GIVEN EXERCISE. Repeat everything in the material exactly.

Some records:
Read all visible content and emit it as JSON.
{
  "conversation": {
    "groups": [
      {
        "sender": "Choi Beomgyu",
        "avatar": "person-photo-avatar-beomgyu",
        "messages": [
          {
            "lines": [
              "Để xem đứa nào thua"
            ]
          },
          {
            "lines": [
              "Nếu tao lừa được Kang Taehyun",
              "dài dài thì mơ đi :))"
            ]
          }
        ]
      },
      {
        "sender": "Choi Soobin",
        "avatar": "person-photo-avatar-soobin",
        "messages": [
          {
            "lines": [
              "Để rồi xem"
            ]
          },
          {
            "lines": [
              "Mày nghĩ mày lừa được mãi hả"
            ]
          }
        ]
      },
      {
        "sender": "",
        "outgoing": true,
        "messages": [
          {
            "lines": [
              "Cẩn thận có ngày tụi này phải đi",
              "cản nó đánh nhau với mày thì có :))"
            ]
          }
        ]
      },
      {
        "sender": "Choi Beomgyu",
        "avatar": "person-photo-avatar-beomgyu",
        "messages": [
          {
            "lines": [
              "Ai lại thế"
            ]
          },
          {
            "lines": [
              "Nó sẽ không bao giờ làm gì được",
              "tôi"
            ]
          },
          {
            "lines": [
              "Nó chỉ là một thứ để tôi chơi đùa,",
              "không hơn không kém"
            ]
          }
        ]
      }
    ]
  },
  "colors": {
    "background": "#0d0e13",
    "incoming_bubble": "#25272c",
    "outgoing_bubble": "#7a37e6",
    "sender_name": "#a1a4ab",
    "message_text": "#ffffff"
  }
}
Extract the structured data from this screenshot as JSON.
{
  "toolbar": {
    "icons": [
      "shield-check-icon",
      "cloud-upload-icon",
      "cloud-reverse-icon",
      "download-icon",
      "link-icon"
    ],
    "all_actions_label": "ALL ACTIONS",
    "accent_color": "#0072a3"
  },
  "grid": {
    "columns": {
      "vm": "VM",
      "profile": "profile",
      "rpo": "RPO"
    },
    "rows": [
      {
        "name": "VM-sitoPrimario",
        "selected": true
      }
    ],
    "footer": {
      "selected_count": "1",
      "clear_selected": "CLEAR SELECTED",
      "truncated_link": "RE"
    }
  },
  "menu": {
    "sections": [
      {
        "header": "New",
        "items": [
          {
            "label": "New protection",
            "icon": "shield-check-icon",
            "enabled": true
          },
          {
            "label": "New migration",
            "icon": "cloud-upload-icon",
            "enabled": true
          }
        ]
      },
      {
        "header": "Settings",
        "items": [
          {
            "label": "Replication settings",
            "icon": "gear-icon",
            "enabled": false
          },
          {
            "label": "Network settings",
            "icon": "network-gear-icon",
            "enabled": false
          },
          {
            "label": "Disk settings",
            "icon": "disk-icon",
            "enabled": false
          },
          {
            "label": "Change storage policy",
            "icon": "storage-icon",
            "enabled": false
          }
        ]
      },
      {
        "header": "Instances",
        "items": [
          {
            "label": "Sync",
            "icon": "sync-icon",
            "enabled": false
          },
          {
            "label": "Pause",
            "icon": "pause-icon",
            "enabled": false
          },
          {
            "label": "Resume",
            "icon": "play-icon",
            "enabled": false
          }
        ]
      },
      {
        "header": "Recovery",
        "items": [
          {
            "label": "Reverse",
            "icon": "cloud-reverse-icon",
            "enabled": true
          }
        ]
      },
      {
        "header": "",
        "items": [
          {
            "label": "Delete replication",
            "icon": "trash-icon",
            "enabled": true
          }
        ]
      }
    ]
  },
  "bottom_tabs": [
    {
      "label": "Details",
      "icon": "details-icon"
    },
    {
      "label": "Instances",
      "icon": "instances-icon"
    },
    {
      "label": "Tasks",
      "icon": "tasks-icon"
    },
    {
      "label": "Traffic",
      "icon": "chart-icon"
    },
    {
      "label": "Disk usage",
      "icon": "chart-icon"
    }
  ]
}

THE ANSWER.
Read all visible content and emit it as JSON.
{
  "conversation": {
    "groups": [
      {
        "sender": "Choi Beomgyu",
        "avatar": "person-photo-avatar-beomgyu",
        "messages": [
          {
            "lines": [
              "Để xem đứa nào thua"
            ]
          },
          {
            "lines": [
              "Nếu tao lừa được Kang Taehyun",
              "dài dài thì mơ đi :))"
            ]
          }
        ]
      },
      {
        "sender": "Choi Soobin",
        "avatar": "person-photo-avatar-soobin",
        "messages": [
          {
            "lines": [
              "Để rồi xem"
            ]
          },
          {
            "lines": [
              "Mày nghĩ mày lừa được mãi hả"
            ]
          }
        ]
      },
      {
        "sender": "",
        "outgoing": true,
        "messages": [
          {
            "lines": [
              "Cẩn thận có ngày tụi này phải đi",
              "cản nó đánh nhau với mày thì có :))"
            ]
          }
        ]
      },
      {
        "sender": "Choi Beomgyu",
        "avatar": "person-photo-avatar-beomgyu",
        "messages": [
          {
            "lines": [
              "Ai lại thế"
            ]
          },
          {
            "lines": [
              "Nó sẽ không bao giờ làm gì được",
              "tôi"
            ]
          },
          {
            "lines": [
              "Nó chỉ là một thứ để tôi chơi đùa,",
              "không hơn không kém"
            ]
          }
        ]
      }
    ]
  },
  "colors": {
    "background": "#0d0e13",
    "incoming_bubble": "#25272c",
    "outgoing_bubble": "#7a37e6",
    "sender_name": "#a1a4ab",
    "message_text": "#ffffff"
  }
}
Extract the structured data from this screenshot as JSON.
{
  "toolbar": {
    "icons": [
      "shield-check-icon",
      "cloud-upload-icon",
      "cloud-reverse-icon",
      "download-icon",
      "link-icon"
    ],
    "all_actions_label": "ALL ACTIONS",
    "accent_color": "#0072a3"
  },
  "grid": {
    "columns": {
      "vm": "VM",
      "profile": "profile",
      "rpo": "RPO"
    },
    "rows": [
      {
        "name": "VM-sitoPrimario",
        "selected": true
      }
    ],
    "footer": {
      "selected_count": "1",
      "clear_selected": "CLEAR SELECTED",
      "truncated_link": "RE"
    }
  },
  "menu": {
    "sections": [
      {
        "header": "New",
        "items": [
          {
            "label": "New protection",
            "icon": "shield-check-icon",
            "enabled": true
          },
          {
            "label": "New migration",
            "icon": "cloud-upload-icon",
            "enabled": true
          }
        ]
      },
      {
        "header": "Settings",
        "items": [
          {
            "label": "Replication settings",
            "icon": "gear-icon",
            "enabled": false
          },
          {
            "label": "Network settings",
            "icon": "network-gear-icon",
            "enabled": false
          },
          {
            "label": "Disk settings",
            "icon": "disk-icon",
            "enabled": false
          },
          {
            "label": "Change storage policy",
            "icon": "storage-icon",
            "enabled": false
          }
        ]
      },
      {
        "header": "Instances",
        "items": [
          {
            "label": "Sync",
            "icon": "sync-icon",
            "enabled": false
          },
          {
            "label": "Pause",
            "icon": "pause-icon",
            "enabled": false
          },
          {
            "label": "Resume",
            "icon": "play-icon",
            "enabled": false
          }
        ]
      },
      {
        "header": "Recovery",
        "items": [
          {
            "label": "Reverse",
            "icon": "cloud-reverse-icon",
            "enabled": true
          }
        ]
      },
      {
        "header": "",
        "items": [
          {
            "label": "Delete replication",
            "icon": "trash-icon",
            "enabled": true
          }
        ]
      }
    ]
  },
  "bottom_tabs": [
    {
      "label": "Details",
      "icon": "details-icon"
    },
    {
      "label": "Instances",
      "icon": "instances-icon"
    },
    {
      "label": "Tasks",
      "icon": "tasks-icon"
    },
    {
      "label": "Traffic",
      "icon": "chart-icon"
    },
    {
      "label": "Disk usage",
      "icon": "chart-icon"
    }
  ]
}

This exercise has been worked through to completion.